**TASK DESCRIPTION:**
Repeat the material exactly as it appears.
# Start of DATA SUPPLIED
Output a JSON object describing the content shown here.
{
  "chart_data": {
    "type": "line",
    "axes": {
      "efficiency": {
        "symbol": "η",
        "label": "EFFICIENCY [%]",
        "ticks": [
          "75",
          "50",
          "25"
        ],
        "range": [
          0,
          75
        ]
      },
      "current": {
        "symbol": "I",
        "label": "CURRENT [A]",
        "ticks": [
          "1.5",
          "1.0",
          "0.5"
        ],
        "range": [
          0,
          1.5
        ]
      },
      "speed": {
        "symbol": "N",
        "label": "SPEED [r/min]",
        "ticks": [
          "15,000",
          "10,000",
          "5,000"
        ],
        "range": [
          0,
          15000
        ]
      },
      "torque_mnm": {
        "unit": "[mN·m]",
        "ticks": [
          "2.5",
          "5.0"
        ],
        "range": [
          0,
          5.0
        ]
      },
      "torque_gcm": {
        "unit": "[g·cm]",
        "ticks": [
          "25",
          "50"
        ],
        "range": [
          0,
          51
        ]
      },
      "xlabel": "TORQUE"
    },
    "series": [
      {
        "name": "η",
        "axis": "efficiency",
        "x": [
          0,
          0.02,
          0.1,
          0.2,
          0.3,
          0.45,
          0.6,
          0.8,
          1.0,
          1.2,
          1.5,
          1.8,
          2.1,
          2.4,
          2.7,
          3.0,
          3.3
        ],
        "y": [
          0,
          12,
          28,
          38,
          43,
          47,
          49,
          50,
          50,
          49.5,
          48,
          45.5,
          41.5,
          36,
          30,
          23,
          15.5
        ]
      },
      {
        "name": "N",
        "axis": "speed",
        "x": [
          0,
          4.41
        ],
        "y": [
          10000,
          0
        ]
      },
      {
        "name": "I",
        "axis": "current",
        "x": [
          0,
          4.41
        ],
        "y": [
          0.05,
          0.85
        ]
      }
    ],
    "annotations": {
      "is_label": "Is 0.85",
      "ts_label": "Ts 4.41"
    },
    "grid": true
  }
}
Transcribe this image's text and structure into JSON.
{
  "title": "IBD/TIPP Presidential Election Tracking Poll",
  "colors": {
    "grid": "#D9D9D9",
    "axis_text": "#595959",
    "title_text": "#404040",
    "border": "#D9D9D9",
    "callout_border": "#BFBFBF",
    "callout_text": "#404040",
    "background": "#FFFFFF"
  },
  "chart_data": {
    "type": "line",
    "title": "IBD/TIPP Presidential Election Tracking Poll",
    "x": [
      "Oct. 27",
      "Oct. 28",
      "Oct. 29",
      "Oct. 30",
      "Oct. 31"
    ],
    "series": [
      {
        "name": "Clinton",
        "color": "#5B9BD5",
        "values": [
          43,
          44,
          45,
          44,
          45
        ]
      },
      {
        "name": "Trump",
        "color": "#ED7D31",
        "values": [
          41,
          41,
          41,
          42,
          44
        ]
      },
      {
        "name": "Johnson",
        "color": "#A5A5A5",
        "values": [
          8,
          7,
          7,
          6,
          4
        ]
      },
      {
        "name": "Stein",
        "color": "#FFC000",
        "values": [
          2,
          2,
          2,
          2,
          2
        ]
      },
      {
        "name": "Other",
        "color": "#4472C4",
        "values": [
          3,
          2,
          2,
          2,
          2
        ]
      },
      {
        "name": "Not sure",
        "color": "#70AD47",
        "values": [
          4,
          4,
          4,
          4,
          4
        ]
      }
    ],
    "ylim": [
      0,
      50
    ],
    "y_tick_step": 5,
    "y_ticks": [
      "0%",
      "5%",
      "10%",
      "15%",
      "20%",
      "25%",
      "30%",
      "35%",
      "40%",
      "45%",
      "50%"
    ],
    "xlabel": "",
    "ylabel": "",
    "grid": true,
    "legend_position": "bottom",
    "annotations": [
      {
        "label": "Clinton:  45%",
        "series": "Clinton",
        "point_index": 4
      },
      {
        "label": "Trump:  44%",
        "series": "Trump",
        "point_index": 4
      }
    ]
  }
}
# End of DATA SUPPLIED
**OUTPUT BELOW:**
Output a JSON object describing the content shown here.
{
  "chart_data": {
    "type": "line",
    "axes": {
      "efficiency": {
        "symbol": "η",
        "label": "EFFICIENCY [%]",
        "ticks": [
          "75",
          "50",
          "25"
        ],
        "range": [
          0,
          75
        ]
      },
      "current": {
        "symbol": "I",
        "label": "CURRENT [A]",
        "ticks": [
          "1.5",
          "1.0",
          "0.5"
        ],
        "range": [
          0,
          1.5
        ]
      },
      "speed": {
        "symbol": "N",
        "label": "SPEED [r/min]",
        "ticks": [
          "15,000",
          "10,000",
          "5,000"
        ],
        "range": [
          0,
          15000
        ]
      },
      "torque_mnm": {
        "unit": "[mN·m]",
        "ticks": [
          "2.5",
          "5.0"
        ],
        "range": [
          0,
          5.0
        ]
      },
      "torque_gcm": {
        "unit": "[g·cm]",
        "ticks": [
          "25",
          "50"
        ],
        "range": [
          0,
          51
        ]
      },
      "xlabel": "TORQUE"
    },
    "series": [
      {
        "name": "η",
        "axis": "efficiency",
        "x": [
          0,
          0.02,
          0.1,
          0.2,
          0.3,
          0.45,
          0.6,
          0.8,
          1.0,
          1.2,
          1.5,
          1.8,
          2.1,
          2.4,
          2.7,
          3.0,
          3.3
        ],
        "y": [
          0,
          12,
          28,
          38,
          43,
          47,
          49,
          50,
          50,
          49.5,
          48,
          45.5,
          41.5,
          36,
          30,
          23,
          15.5
        ]
      },
      {
        "name": "N",
        "axis": "speed",
        "x": [
          0,
          4.41
        ],
        "y": [
          10000,
          0
        ]
      },
      {
        "name": "I",
        "axis": "current",
        "x": [
          0,
          4.41
        ],
        "y": [
          0.05,
          0.85
        ]
      }
    ],
    "annotations": {
      "is_label": "Is 0.85",
      "ts_label": "Ts 4.41"
    },
    "grid": true
  }
}
Transcribe this image's text and structure into JSON.
{
  "title": "IBD/TIPP Presidential Election Tracking Poll",
  "colors": {
    "grid": "#D9D9D9",
    "axis_text": "#595959",
    "title_text": "#404040",
    "border": "#D9D9D9",
    "callout_border": "#BFBFBF",
    "callout_text": "#404040",
    "background": "#FFFFFF"
  },
  "chart_data": {
    "type": "line",
    "title": "IBD/TIPP Presidential Election Tracking Poll",
    "x": [
      "Oct. 27",
      "Oct. 28",
      "Oct. 29",
      "Oct. 30",
      "Oct. 31"
    ],
    "series": [
      {
        "name": "Clinton",
        "color": "#5B9BD5",
        "values": [
          43,
          44,
          45,
          44,
          45
        ]
      },
      {
        "name": "Trump",
        "color": "#ED7D31",
        "values": [
          41,
          41,
          41,
          42,
          44
        ]
      },
      {
        "name": "Johnson",
        "color": "#A5A5A5",
        "values": [
          8,
          7,
          7,
          6,
          4
        ]
      },
      {
        "name": "Stein",
        "color": "#FFC000",
        "values": [
          2,
          2,
          2,
          2,
          2
        ]
      },
      {
        "name": "Other",
        "color": "#4472C4",
        "values": [
          3,
          2,
          2,
          2,
          2
        ]
      },
      {
        "name": "Not sure",
        "color": "#70AD47",
        "values": [
          4,
          4,
          4,
          4,
          4
        ]
      }
    ],
    "ylim": [
      0,
      50
    ],
    "y_tick_step": 5,
    "y_ticks": [
      "0%",
      "5%",
      "10%",
      "15%",
      "20%",
      "25%",
      "30%",
      "35%",
      "40%",
      "45%",
      "50%"
    ],
    "xlabel": "",
    "ylabel": "",
    "grid": true,
    "legend_position": "bottom",
    "annotations": [
      {
        "label": "Clinton:  45%",
        "series": "Clinton",
        "point_index": 4
      },
      {
        "label": "Trump:  44%",
        "series": "Trump",
        "point_index": 4
      }
    ]
  }
}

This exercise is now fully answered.